*What needs to be done:*
Search the material and gather each line with "chunki" in it.

*Data to use:*

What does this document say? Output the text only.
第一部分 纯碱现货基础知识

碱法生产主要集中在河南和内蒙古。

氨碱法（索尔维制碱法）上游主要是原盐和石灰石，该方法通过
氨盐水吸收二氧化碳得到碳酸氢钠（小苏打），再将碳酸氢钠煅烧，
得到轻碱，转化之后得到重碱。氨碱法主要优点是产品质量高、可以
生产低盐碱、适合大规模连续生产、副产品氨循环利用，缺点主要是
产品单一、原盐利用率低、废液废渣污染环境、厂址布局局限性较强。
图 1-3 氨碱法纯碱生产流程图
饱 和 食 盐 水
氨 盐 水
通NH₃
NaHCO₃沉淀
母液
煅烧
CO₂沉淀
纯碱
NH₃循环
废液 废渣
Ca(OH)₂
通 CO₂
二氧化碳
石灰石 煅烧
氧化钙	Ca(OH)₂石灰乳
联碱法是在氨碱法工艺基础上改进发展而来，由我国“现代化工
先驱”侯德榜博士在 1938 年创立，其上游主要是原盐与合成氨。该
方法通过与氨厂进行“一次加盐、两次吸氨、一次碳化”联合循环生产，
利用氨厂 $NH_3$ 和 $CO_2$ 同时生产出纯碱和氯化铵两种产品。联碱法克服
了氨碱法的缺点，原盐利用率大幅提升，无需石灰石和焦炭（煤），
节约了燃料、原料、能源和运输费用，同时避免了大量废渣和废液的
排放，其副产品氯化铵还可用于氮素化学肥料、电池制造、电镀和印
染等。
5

==

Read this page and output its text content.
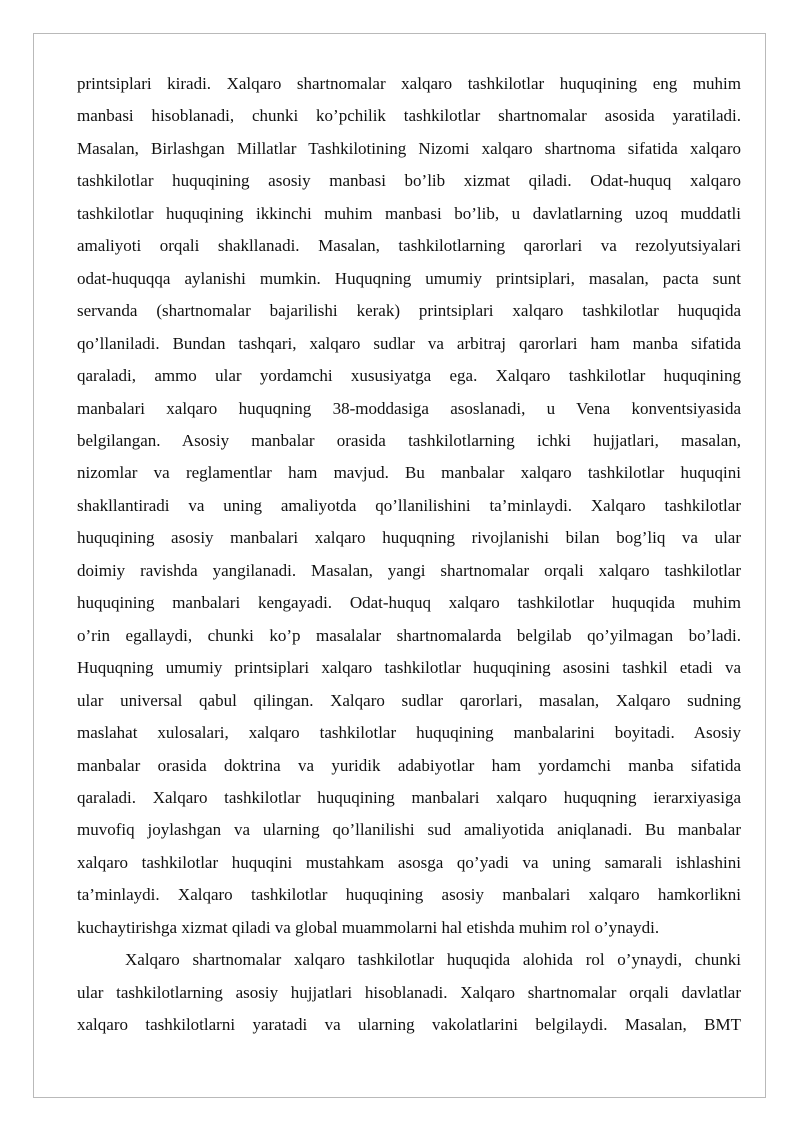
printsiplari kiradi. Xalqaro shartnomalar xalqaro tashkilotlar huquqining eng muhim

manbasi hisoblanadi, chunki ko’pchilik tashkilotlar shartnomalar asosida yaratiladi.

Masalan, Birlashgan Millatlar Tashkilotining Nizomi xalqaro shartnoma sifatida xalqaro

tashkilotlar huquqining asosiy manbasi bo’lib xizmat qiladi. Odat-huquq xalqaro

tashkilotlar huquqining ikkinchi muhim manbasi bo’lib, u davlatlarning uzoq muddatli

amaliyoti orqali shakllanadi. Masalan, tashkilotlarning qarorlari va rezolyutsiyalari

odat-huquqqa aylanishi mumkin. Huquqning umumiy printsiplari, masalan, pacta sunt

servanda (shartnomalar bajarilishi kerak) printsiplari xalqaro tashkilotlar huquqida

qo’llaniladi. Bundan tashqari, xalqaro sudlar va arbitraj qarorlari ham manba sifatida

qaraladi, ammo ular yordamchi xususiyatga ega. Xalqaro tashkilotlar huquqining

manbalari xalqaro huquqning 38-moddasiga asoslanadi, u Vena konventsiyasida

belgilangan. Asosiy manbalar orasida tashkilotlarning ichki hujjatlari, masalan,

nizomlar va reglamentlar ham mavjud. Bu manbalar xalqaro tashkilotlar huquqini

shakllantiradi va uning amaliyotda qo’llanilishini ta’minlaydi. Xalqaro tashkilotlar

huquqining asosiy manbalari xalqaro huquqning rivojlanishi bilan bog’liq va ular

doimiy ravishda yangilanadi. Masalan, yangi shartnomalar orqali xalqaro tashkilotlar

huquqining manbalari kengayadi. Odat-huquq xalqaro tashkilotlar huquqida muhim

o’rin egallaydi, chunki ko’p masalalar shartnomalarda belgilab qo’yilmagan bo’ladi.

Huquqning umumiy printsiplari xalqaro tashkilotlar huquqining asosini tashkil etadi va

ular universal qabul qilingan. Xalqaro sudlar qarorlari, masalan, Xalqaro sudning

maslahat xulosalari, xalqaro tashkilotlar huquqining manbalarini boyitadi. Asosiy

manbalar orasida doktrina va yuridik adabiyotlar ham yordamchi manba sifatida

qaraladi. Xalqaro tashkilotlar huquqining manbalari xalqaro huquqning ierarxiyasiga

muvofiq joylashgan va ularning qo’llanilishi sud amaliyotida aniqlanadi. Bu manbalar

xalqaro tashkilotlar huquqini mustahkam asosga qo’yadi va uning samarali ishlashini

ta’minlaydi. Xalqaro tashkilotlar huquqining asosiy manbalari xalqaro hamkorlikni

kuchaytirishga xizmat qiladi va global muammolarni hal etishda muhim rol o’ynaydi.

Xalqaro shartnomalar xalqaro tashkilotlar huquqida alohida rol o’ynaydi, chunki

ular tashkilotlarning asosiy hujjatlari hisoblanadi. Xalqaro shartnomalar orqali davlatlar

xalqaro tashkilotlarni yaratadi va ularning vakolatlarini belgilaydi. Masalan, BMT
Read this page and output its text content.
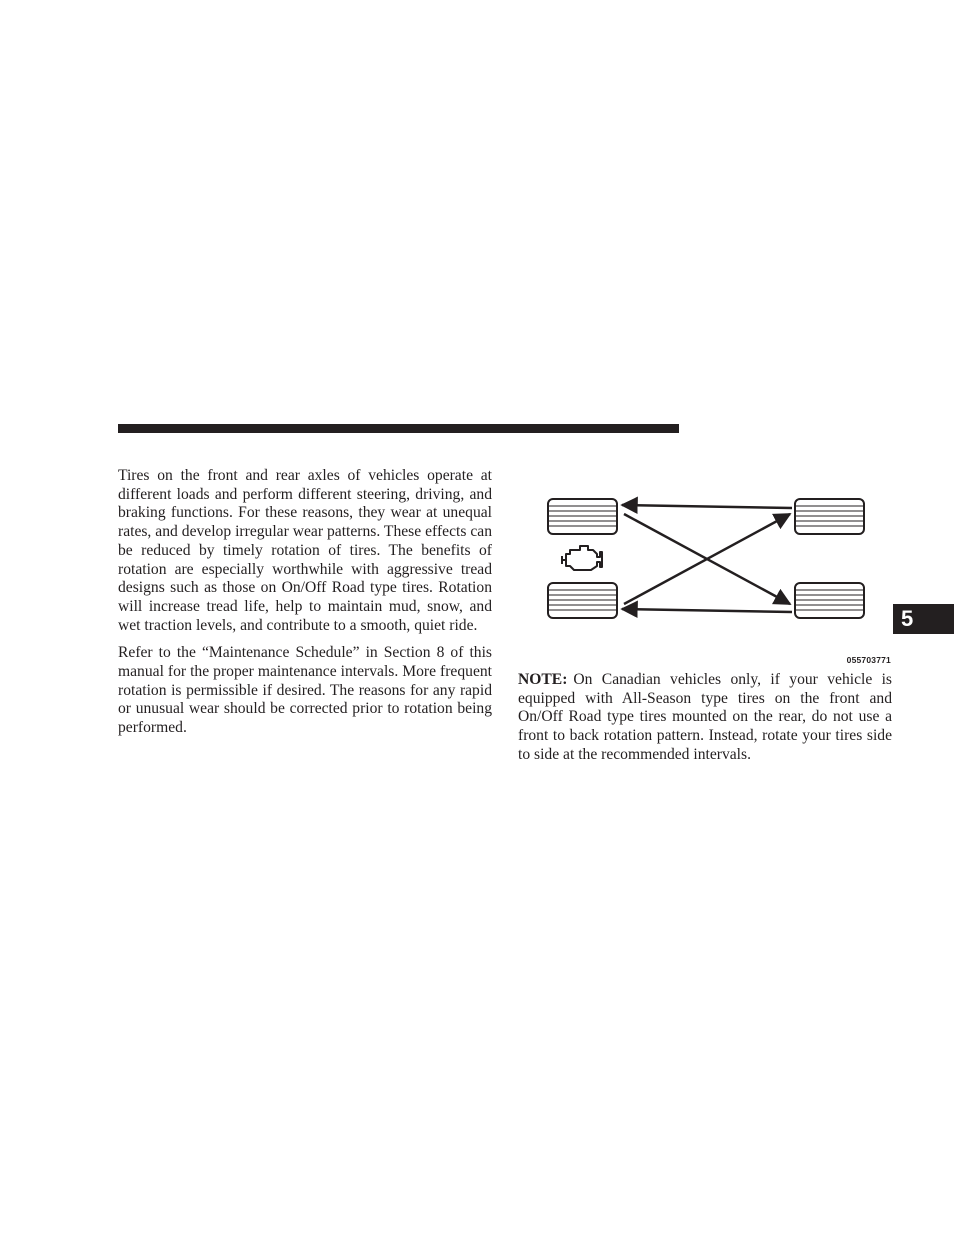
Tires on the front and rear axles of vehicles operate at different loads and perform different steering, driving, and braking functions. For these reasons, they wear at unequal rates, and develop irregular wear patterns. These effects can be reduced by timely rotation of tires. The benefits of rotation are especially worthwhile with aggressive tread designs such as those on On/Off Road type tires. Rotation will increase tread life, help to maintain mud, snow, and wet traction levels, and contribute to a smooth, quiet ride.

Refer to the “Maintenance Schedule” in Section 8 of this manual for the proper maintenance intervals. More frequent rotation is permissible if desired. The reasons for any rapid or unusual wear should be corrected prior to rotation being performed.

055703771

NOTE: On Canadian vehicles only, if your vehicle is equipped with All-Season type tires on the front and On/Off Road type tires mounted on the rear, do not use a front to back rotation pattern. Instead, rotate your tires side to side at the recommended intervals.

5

*Task response:*
manbasi hisoblanadi, chunki ko’pchilik tashkilotlar shartnomalar asosida yaratiladi.
o’rin egallaydi, chunki ko’p masalalar shartnomalarda belgilab qo’yilmagan bo’ladi.
Xalqaro shartnomalar xalqaro tashkilotlar huquqida alohida rol o’ynaydi, chunki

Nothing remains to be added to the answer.